>> START
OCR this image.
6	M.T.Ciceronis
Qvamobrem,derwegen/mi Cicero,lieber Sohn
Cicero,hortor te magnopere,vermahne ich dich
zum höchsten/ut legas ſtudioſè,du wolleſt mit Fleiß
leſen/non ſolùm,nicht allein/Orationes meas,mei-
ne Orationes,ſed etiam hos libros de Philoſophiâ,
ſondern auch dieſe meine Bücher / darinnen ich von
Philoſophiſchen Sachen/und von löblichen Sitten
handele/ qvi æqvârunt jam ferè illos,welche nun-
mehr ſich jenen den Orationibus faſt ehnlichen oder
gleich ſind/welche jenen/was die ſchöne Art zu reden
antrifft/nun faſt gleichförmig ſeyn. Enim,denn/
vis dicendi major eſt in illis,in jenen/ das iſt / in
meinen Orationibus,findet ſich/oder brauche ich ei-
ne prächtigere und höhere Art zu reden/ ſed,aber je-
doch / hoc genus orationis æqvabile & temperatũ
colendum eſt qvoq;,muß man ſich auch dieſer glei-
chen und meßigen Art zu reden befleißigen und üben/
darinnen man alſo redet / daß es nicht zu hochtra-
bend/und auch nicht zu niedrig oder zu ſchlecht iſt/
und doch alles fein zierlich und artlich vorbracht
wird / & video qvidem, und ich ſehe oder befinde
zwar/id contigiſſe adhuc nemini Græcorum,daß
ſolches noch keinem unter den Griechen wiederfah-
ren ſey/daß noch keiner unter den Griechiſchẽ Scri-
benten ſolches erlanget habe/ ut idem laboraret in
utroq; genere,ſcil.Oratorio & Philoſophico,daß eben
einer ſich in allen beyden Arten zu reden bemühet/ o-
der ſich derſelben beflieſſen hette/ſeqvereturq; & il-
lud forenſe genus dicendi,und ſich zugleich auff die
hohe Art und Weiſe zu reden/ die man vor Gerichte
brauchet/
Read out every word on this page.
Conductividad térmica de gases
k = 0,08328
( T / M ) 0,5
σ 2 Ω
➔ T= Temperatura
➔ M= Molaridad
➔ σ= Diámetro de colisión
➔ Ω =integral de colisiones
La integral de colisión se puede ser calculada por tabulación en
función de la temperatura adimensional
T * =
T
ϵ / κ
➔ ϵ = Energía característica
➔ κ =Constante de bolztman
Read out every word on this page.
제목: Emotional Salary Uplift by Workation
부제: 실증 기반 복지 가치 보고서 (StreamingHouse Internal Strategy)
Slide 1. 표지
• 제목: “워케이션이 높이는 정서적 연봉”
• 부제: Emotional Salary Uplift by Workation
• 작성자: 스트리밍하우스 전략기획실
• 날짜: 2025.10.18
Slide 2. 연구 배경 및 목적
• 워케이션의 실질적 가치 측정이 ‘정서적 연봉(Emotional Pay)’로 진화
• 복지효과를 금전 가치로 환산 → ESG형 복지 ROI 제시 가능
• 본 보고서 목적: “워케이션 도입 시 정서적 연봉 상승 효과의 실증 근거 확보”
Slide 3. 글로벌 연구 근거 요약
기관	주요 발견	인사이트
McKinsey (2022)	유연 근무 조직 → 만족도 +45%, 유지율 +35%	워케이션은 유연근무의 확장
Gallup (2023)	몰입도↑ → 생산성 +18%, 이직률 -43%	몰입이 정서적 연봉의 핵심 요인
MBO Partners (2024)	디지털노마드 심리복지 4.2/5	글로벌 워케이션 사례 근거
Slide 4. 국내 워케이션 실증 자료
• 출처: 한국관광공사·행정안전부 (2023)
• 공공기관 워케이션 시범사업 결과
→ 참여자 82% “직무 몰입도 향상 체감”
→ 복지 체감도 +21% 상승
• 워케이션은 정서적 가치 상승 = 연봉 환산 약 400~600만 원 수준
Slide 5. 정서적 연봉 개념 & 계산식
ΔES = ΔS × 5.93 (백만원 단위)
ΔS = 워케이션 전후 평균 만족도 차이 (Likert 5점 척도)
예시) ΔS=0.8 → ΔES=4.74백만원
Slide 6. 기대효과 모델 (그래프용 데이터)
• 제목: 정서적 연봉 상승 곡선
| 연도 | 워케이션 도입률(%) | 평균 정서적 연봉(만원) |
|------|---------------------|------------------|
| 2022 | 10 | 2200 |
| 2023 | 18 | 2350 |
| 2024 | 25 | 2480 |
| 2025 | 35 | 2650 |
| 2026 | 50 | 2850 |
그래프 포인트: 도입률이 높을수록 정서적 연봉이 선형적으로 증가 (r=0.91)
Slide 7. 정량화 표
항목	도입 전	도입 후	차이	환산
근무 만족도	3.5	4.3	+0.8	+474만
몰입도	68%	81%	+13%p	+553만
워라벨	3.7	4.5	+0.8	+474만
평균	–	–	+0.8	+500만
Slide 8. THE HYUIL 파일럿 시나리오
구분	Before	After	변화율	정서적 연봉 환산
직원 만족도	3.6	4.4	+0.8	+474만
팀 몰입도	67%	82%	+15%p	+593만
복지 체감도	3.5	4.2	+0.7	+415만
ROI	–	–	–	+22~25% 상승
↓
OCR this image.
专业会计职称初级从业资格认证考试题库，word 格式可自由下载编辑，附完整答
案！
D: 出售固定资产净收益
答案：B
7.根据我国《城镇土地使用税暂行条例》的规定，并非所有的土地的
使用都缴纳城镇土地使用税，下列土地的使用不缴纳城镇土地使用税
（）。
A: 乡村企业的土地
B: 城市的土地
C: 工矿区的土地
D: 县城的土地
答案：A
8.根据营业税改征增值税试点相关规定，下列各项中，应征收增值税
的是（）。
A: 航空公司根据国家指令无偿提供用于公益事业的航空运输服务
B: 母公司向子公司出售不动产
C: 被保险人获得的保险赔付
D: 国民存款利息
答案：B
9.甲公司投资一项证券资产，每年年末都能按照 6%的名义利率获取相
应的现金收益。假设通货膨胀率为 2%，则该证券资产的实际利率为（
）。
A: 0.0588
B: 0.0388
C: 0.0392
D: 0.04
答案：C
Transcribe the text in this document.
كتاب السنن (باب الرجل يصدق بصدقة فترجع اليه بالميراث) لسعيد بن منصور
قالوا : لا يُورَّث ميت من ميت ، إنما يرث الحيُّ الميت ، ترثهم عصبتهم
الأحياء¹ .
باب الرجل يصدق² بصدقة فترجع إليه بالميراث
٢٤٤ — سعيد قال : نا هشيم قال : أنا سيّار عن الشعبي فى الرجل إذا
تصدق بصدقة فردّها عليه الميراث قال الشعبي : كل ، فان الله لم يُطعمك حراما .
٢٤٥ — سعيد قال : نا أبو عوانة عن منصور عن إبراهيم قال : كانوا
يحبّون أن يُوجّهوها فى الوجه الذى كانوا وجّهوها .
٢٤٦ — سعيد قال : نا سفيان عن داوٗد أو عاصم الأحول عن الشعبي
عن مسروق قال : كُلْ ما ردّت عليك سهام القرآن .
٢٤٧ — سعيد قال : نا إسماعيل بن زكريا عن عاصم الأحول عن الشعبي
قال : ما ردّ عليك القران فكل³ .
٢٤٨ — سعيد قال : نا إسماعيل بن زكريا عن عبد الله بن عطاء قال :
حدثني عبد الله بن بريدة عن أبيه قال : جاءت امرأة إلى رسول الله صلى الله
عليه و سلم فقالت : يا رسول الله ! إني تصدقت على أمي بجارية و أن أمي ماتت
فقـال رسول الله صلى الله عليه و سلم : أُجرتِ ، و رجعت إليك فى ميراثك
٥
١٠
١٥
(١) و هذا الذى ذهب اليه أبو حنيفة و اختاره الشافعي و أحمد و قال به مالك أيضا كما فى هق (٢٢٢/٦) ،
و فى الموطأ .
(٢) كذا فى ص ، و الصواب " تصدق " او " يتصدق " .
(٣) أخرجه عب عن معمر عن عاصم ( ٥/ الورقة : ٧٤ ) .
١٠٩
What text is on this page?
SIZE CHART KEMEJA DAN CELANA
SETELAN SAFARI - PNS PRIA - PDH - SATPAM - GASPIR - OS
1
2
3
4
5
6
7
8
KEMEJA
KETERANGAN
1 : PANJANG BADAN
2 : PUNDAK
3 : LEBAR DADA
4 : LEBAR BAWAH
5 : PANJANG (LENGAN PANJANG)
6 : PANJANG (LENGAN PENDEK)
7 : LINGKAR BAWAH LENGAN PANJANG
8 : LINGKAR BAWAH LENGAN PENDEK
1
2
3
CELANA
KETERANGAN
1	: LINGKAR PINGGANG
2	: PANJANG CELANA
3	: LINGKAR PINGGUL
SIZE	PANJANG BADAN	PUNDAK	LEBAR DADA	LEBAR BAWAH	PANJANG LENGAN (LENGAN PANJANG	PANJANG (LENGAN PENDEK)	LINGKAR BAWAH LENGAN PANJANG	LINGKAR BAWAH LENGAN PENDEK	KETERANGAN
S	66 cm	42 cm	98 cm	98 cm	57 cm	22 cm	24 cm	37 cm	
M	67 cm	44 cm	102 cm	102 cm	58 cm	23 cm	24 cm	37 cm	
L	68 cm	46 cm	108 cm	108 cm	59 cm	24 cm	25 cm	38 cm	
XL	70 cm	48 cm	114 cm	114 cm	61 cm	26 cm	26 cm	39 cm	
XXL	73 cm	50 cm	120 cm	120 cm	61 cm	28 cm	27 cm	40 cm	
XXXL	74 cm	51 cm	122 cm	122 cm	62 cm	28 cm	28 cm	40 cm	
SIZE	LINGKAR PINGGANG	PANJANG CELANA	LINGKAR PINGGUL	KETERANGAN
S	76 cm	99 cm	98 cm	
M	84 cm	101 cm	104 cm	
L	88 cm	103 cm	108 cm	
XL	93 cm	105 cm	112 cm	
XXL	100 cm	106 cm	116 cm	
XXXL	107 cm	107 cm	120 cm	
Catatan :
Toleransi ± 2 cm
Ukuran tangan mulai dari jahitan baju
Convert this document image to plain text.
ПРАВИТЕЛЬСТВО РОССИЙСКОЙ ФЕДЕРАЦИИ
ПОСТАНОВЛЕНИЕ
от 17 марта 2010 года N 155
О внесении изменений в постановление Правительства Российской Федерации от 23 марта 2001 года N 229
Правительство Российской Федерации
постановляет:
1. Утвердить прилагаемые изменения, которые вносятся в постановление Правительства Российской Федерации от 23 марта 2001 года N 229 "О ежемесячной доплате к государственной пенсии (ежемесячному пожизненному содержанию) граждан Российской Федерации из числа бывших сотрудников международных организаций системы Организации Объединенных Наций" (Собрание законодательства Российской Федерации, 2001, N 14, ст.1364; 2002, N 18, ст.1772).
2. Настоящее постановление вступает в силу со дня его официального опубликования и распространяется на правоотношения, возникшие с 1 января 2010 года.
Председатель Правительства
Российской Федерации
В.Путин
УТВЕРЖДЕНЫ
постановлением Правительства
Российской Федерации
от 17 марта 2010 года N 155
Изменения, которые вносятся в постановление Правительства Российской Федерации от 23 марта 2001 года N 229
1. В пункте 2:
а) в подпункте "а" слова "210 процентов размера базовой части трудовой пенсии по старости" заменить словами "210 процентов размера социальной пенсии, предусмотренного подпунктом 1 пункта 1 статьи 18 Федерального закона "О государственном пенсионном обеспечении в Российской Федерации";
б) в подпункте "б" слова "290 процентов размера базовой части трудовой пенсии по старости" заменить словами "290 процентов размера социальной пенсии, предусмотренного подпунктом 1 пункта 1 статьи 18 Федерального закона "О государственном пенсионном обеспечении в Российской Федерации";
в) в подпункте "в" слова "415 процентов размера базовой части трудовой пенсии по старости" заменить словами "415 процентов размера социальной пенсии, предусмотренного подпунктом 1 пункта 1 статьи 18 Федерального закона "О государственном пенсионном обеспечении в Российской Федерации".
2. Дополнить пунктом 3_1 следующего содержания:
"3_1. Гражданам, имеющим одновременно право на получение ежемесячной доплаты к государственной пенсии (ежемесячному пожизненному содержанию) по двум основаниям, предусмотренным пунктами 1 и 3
>> END
▶ [Written exercise]:
Copy out every line from the data above that has "colisión" in it.

▶ [Solved exercise]:
➔ σ= Diámetro de colisión
La integral de colisión se puede ser calculada por tabulación en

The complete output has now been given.